Extracted records
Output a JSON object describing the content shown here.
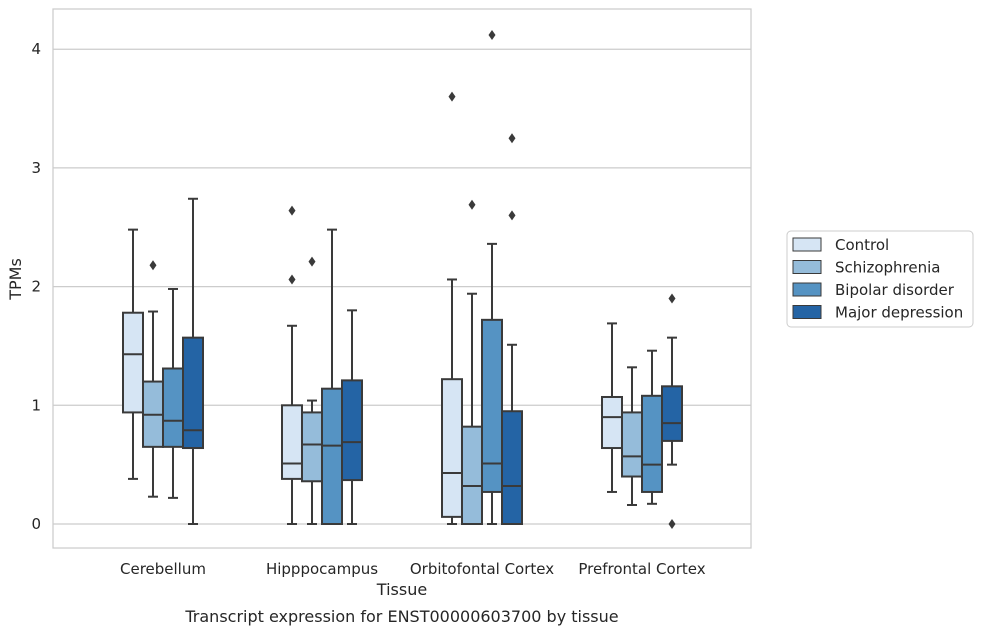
{
  "caption": "Transcript expression for ENST00000603700 by tissue",
  "chart_data": {
    "type": "box",
    "xlabel": "Tissue",
    "ylabel": "TPMs",
    "ylim": [
      -0.2,
      4.33
    ],
    "yticks": [
      0,
      1,
      2,
      3,
      4
    ],
    "grid": "horizontal",
    "legend_placement": "right",
    "categories": [
      "Cerebellum",
      "Hipppocampus",
      "Orbitofontal Cortex",
      "Prefrontal Cortex"
    ],
    "series": [
      {
        "name": "Control",
        "color": "#d6e5f4",
        "boxes": [
          {
            "whislo": 0.38,
            "q1": 0.94,
            "med": 1.43,
            "q3": 1.78,
            "whishi": 2.48,
            "fliers": []
          },
          {
            "whislo": 0.0,
            "q1": 0.38,
            "med": 0.51,
            "q3": 1.0,
            "whishi": 1.67,
            "fliers": [
              2.06,
              2.64
            ]
          },
          {
            "whislo": 0.0,
            "q1": 0.06,
            "med": 0.43,
            "q3": 1.22,
            "whishi": 2.06,
            "fliers": [
              3.6
            ]
          },
          {
            "whislo": 0.27,
            "q1": 0.64,
            "med": 0.9,
            "q3": 1.07,
            "whishi": 1.69,
            "fliers": []
          }
        ]
      },
      {
        "name": "Schizophrenia",
        "color": "#95bcda",
        "boxes": [
          {
            "whislo": 0.23,
            "q1": 0.65,
            "med": 0.92,
            "q3": 1.2,
            "whishi": 1.79,
            "fliers": [
              2.18
            ]
          },
          {
            "whislo": 0.0,
            "q1": 0.36,
            "med": 0.67,
            "q3": 0.94,
            "whishi": 1.04,
            "fliers": [
              2.21
            ]
          },
          {
            "whislo": 0.0,
            "q1": 0.0,
            "med": 0.32,
            "q3": 0.82,
            "whishi": 1.94,
            "fliers": [
              2.69
            ]
          },
          {
            "whislo": 0.16,
            "q1": 0.4,
            "med": 0.57,
            "q3": 0.94,
            "whishi": 1.32,
            "fliers": []
          }
        ]
      },
      {
        "name": "Bipolar disorder",
        "color": "#5593c3",
        "boxes": [
          {
            "whislo": 0.22,
            "q1": 0.65,
            "med": 0.87,
            "q3": 1.31,
            "whishi": 1.98,
            "fliers": []
          },
          {
            "whislo": 0.0,
            "q1": 0.0,
            "med": 0.66,
            "q3": 1.14,
            "whishi": 2.48,
            "fliers": []
          },
          {
            "whislo": 0.0,
            "q1": 0.27,
            "med": 0.51,
            "q3": 1.72,
            "whishi": 2.36,
            "fliers": [
              4.12
            ]
          },
          {
            "whislo": 0.17,
            "q1": 0.27,
            "med": 0.5,
            "q3": 1.08,
            "whishi": 1.46,
            "fliers": []
          }
        ]
      },
      {
        "name": "Major depression",
        "color": "#2464a5",
        "boxes": [
          {
            "whislo": 0.0,
            "q1": 0.64,
            "med": 0.79,
            "q3": 1.57,
            "whishi": 2.74,
            "fliers": []
          },
          {
            "whislo": 0.0,
            "q1": 0.37,
            "med": 0.69,
            "q3": 1.21,
            "whishi": 1.8,
            "fliers": []
          },
          {
            "whislo": 0.0,
            "q1": 0.0,
            "med": 0.32,
            "q3": 0.95,
            "whishi": 1.51,
            "fliers": [
              2.6,
              3.25
            ]
          },
          {
            "whislo": 0.5,
            "q1": 0.7,
            "med": 0.85,
            "q3": 1.16,
            "whishi": 1.57,
            "fliers": [
              0.0,
              1.9
            ]
          }
        ]
      }
    ]
  }
}
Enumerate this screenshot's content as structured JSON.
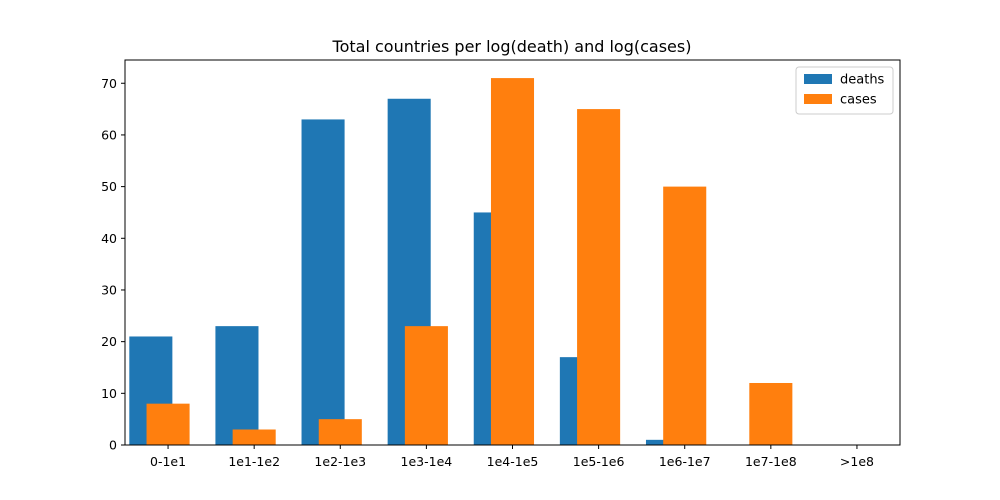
{
  "chart_data": {
    "type": "bar",
    "title": "Total countries per log(death) and log(cases)",
    "xlabel": "",
    "ylabel": "",
    "categories": [
      "0-1e1",
      "1e1-1e2",
      "1e2-1e3",
      "1e3-1e4",
      "1e4-1e5",
      "1e5-1e6",
      "1e6-1e7",
      "1e7-1e8",
      ">1e8"
    ],
    "series": [
      {
        "name": "deaths",
        "color": "#1f77b4",
        "values": [
          21,
          23,
          63,
          67,
          45,
          17,
          1,
          0,
          0
        ]
      },
      {
        "name": "cases",
        "color": "#ff7f0e",
        "values": [
          8,
          3,
          5,
          23,
          71,
          65,
          50,
          12,
          0
        ]
      }
    ],
    "ylim": [
      0,
      74.5
    ],
    "yticks": [
      0,
      10,
      20,
      30,
      40,
      50,
      60,
      70
    ],
    "grid": false,
    "legend_position": "top-right"
  }
}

■ WORK TO DO
Copy every line of the listing that includes the string "JSON".

■ RESPONSE BELOW
Output a JSON object describing the content shown here.
Enumerate this screenshot's content as structured JSON.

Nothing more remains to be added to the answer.